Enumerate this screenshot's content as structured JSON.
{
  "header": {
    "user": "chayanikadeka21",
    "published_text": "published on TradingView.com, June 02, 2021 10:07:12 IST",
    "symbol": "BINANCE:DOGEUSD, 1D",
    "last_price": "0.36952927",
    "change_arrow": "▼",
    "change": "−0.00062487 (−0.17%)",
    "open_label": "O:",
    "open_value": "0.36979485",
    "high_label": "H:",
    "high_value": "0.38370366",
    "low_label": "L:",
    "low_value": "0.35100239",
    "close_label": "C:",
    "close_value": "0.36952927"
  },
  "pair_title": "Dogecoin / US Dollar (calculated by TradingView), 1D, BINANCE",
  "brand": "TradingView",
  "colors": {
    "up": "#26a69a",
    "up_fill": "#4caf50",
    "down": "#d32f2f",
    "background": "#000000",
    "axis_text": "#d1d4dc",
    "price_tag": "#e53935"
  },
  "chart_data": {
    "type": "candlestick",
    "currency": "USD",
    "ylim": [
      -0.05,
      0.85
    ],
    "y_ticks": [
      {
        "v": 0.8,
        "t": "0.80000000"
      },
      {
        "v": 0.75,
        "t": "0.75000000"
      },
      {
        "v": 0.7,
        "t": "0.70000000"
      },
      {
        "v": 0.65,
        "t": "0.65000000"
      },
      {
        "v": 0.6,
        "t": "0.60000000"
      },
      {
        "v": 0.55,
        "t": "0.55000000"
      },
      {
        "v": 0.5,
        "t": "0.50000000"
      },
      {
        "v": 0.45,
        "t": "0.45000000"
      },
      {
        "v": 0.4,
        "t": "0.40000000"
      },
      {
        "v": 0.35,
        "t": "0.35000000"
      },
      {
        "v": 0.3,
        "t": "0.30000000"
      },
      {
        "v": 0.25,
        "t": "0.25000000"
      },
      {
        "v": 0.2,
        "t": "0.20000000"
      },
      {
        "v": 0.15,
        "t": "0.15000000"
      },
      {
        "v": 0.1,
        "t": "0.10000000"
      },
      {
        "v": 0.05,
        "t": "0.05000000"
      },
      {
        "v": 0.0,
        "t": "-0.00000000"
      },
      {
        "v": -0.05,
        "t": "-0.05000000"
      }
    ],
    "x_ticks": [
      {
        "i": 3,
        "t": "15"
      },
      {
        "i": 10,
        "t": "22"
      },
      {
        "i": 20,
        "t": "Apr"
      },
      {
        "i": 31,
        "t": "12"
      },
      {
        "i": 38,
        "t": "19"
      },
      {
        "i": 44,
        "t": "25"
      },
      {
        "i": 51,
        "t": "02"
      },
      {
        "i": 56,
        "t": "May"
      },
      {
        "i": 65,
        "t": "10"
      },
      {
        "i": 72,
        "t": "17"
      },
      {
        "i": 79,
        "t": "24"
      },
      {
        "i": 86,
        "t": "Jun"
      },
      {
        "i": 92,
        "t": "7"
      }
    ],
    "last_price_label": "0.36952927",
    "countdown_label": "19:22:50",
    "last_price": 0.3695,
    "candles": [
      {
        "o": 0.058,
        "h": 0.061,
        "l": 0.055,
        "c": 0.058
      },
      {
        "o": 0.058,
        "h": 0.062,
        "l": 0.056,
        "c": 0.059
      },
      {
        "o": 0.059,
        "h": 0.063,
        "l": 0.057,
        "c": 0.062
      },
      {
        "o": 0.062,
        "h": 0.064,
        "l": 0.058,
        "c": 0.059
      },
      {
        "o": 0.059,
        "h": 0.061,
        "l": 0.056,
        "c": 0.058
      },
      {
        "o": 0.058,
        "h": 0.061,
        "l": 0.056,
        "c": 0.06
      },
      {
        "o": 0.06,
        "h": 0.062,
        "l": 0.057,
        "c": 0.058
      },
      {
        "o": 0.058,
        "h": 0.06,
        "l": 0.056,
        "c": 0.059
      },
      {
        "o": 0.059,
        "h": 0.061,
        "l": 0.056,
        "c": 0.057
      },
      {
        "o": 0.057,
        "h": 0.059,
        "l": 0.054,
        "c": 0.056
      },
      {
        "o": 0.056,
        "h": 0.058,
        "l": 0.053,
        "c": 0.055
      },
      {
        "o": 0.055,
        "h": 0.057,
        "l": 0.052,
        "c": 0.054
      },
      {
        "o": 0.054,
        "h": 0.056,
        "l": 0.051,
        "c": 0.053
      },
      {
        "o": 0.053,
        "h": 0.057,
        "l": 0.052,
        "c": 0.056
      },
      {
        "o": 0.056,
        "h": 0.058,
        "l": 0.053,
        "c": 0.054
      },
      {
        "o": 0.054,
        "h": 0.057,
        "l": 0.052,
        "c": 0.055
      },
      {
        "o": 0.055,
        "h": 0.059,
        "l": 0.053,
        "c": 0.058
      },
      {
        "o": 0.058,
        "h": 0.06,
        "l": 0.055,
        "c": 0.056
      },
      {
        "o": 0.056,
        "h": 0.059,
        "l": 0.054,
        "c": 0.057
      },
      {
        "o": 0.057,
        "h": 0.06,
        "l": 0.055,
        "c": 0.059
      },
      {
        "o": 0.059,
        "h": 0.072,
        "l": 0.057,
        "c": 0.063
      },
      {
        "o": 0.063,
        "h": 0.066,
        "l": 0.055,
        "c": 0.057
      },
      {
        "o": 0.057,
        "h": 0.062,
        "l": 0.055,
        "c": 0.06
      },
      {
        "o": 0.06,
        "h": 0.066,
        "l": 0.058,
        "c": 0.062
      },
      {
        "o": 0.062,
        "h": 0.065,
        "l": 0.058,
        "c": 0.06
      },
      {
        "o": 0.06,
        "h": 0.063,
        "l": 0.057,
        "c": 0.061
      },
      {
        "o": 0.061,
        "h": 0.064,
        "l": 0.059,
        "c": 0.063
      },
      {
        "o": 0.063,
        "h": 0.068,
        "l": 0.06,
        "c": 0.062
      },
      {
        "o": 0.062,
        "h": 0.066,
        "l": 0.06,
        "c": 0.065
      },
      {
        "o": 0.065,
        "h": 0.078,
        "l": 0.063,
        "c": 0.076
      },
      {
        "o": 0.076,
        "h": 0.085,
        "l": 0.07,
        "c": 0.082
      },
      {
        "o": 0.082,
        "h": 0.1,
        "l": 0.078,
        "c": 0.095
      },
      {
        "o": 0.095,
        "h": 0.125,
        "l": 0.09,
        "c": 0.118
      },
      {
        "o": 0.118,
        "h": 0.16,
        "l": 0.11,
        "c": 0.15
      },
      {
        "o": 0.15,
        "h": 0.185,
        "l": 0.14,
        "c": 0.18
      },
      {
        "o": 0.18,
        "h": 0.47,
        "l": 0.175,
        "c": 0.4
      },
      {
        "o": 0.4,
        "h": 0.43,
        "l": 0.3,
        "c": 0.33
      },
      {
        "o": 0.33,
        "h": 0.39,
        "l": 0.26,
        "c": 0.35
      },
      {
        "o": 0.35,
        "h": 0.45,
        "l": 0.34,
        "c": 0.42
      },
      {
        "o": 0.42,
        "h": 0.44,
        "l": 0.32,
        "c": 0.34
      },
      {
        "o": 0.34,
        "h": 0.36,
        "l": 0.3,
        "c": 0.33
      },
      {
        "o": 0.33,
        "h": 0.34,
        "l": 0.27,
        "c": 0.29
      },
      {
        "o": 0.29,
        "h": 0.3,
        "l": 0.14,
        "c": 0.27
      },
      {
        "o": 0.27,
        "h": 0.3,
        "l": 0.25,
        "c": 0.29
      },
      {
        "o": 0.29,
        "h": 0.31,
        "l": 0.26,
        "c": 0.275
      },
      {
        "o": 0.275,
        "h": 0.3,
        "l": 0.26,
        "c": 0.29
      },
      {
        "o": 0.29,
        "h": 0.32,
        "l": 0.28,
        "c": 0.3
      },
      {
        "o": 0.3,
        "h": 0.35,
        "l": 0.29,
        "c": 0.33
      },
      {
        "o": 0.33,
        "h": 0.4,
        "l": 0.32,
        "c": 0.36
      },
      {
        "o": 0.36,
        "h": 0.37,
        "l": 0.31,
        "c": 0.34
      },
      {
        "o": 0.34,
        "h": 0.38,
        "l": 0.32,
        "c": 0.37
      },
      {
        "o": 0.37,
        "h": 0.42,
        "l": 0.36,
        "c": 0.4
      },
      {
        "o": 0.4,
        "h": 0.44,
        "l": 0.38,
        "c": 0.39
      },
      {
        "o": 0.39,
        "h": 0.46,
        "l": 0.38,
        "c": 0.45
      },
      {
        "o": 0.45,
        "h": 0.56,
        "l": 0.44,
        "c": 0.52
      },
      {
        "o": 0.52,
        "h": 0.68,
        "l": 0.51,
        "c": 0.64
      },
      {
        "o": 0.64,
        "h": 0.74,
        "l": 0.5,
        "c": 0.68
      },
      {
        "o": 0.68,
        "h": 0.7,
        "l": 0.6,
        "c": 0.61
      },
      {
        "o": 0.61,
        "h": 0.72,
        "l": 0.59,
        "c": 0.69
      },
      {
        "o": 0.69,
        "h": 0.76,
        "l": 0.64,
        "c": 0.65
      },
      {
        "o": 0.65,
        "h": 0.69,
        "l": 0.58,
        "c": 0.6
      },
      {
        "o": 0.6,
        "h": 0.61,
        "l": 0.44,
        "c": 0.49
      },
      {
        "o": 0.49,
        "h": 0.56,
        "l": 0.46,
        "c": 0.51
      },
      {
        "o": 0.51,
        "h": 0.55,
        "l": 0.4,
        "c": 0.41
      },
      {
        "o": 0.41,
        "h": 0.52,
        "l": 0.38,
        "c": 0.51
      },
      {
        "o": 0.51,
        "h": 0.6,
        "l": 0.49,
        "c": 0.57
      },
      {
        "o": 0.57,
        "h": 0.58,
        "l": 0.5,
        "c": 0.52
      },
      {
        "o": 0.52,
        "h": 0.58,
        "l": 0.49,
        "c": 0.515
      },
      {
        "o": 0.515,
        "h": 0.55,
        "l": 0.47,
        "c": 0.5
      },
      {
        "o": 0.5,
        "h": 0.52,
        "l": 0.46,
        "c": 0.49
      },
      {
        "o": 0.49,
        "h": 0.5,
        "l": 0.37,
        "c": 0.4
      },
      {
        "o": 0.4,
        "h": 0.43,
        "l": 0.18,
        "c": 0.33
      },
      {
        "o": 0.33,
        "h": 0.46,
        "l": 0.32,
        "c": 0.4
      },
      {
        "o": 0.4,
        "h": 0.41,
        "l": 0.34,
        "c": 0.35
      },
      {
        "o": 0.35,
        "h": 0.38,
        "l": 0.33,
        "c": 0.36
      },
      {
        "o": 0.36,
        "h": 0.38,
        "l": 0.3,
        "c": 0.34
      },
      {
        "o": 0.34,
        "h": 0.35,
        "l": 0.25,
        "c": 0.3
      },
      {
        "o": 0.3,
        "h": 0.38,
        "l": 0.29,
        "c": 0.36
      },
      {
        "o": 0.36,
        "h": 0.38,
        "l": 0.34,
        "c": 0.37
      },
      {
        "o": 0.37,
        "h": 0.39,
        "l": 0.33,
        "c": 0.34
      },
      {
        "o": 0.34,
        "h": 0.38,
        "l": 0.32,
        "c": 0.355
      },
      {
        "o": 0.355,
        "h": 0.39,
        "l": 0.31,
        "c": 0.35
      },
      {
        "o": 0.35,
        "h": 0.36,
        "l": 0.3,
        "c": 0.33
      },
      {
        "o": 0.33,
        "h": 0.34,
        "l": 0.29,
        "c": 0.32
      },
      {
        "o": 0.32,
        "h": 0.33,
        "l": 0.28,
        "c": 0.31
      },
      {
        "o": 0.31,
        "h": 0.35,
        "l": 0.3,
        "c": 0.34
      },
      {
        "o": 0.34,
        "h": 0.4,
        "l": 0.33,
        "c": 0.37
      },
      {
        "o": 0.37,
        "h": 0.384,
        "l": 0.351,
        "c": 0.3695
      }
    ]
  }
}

_Written request:_ Pull every line containing "BINANCE" out of the records.

_Correct response:_
    "symbol": "BINANCE:DOGEUSD, 1D",
  "pair_title": "Dogecoin / US Dollar (calculated by TradingView), 1D, BINANCE",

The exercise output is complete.